* Start Extracted records *

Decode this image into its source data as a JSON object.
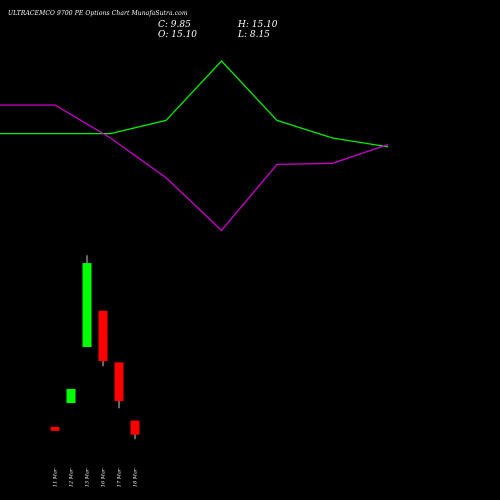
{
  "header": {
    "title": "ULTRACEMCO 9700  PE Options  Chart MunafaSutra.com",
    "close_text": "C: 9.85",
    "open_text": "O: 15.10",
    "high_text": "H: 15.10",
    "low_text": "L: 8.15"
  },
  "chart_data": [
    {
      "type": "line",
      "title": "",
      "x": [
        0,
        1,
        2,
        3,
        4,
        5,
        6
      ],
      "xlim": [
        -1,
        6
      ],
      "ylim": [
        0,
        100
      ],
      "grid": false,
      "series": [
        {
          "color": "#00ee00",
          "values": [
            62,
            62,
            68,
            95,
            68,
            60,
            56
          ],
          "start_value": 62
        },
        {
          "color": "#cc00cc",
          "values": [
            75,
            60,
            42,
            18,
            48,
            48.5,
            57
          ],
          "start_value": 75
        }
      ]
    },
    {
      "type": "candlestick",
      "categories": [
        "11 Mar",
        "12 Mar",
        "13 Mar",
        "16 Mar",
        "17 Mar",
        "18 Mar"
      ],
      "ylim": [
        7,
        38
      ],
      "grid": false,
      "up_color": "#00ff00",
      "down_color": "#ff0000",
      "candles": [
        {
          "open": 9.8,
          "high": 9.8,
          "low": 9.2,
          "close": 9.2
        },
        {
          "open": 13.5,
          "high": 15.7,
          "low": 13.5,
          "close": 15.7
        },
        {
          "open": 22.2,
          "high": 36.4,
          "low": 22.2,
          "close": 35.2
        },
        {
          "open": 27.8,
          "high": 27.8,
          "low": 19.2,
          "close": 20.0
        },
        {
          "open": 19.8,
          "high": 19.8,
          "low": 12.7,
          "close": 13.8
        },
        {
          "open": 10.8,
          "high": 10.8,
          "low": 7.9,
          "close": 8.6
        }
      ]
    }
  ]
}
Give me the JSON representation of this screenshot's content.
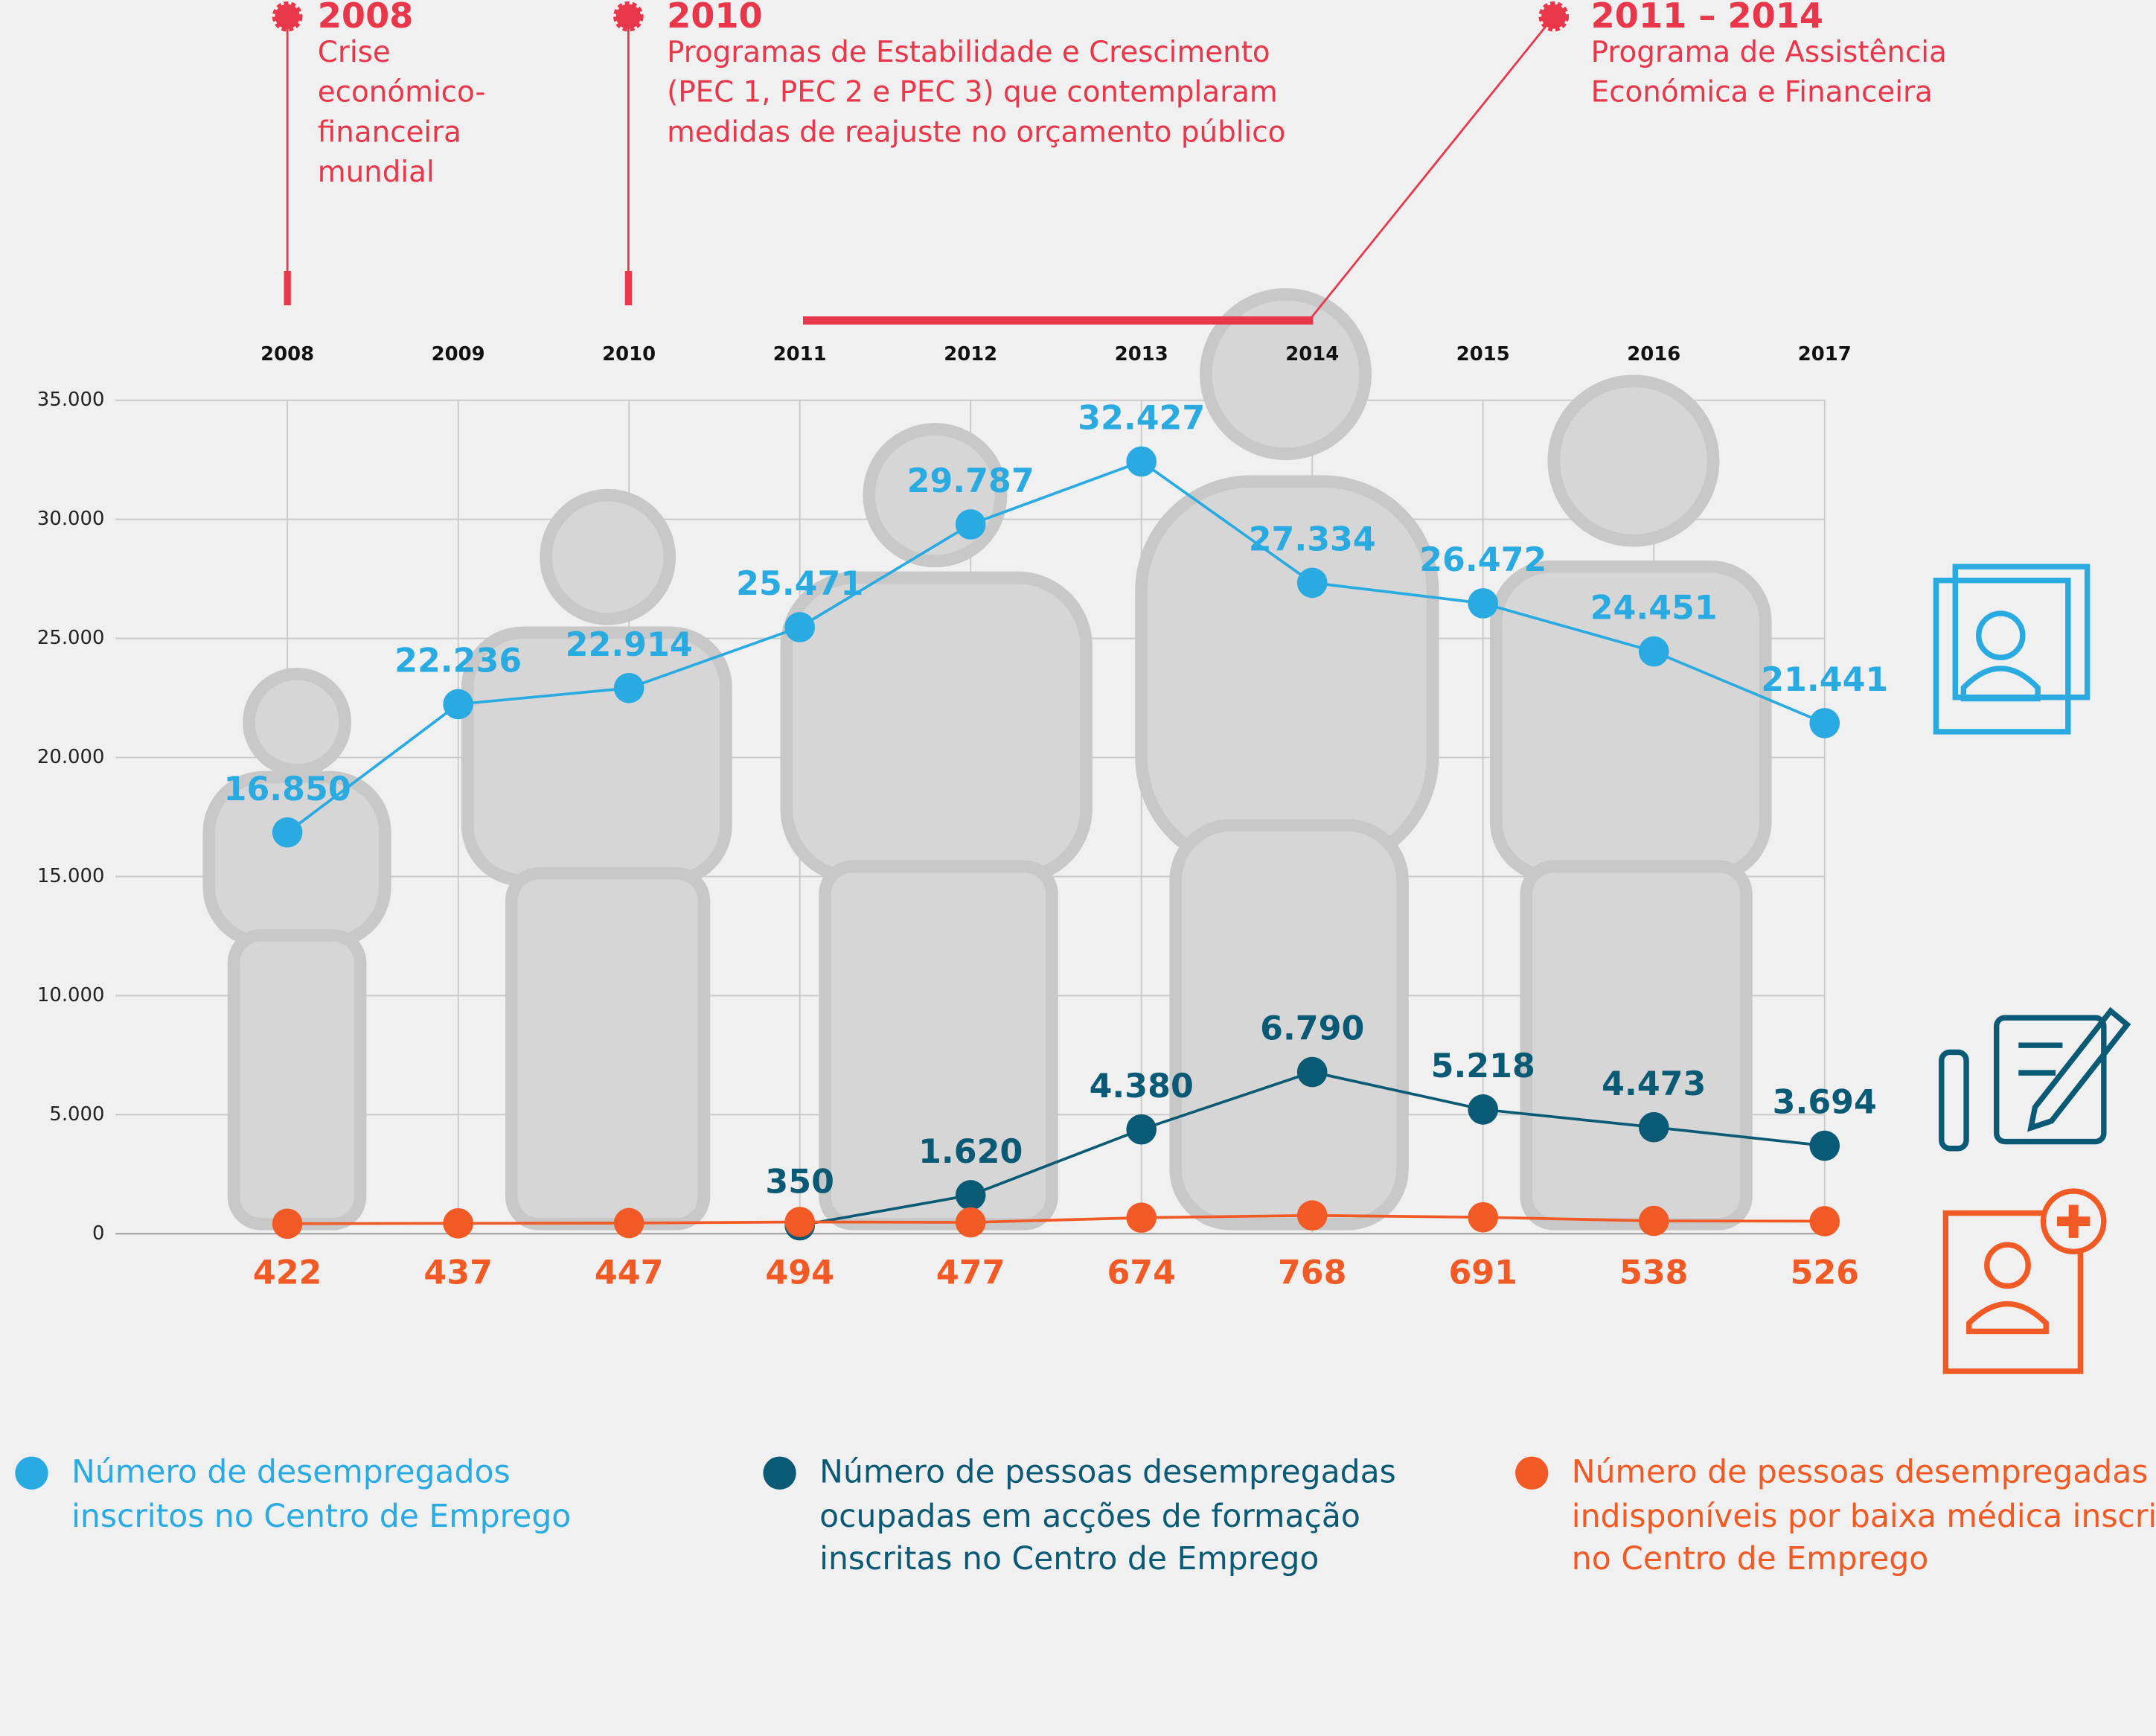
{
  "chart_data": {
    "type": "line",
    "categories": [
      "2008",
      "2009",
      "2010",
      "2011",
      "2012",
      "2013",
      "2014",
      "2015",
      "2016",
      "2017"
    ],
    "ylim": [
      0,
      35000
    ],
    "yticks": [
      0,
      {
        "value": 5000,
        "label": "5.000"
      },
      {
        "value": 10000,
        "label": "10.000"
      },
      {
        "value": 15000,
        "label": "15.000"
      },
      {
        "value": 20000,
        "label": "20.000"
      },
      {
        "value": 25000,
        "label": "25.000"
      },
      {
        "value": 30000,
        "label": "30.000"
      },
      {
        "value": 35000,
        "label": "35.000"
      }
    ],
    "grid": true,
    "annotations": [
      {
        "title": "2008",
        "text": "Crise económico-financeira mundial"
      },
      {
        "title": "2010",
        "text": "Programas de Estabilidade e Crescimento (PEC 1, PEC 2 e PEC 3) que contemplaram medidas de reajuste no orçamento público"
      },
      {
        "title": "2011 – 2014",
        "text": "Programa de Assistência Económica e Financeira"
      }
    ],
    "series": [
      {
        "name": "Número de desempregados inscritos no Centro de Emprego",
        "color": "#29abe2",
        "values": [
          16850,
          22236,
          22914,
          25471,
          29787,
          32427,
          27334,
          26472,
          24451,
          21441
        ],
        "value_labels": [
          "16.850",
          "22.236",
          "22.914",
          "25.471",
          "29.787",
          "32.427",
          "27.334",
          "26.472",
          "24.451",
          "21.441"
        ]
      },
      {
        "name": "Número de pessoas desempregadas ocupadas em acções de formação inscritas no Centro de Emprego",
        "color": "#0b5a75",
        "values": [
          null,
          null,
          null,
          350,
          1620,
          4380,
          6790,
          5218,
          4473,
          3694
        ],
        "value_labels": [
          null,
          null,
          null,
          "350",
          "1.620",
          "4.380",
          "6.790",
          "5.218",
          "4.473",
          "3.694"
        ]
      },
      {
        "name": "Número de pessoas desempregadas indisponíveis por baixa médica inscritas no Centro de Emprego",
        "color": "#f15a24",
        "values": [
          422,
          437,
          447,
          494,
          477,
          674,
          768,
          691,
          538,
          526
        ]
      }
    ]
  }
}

* End Extracted records *

All lines in the data that contain the word "this" should be copied.

Decode this image into its source data as a JSON object.
Give me the JSON representation of this screenshot's content.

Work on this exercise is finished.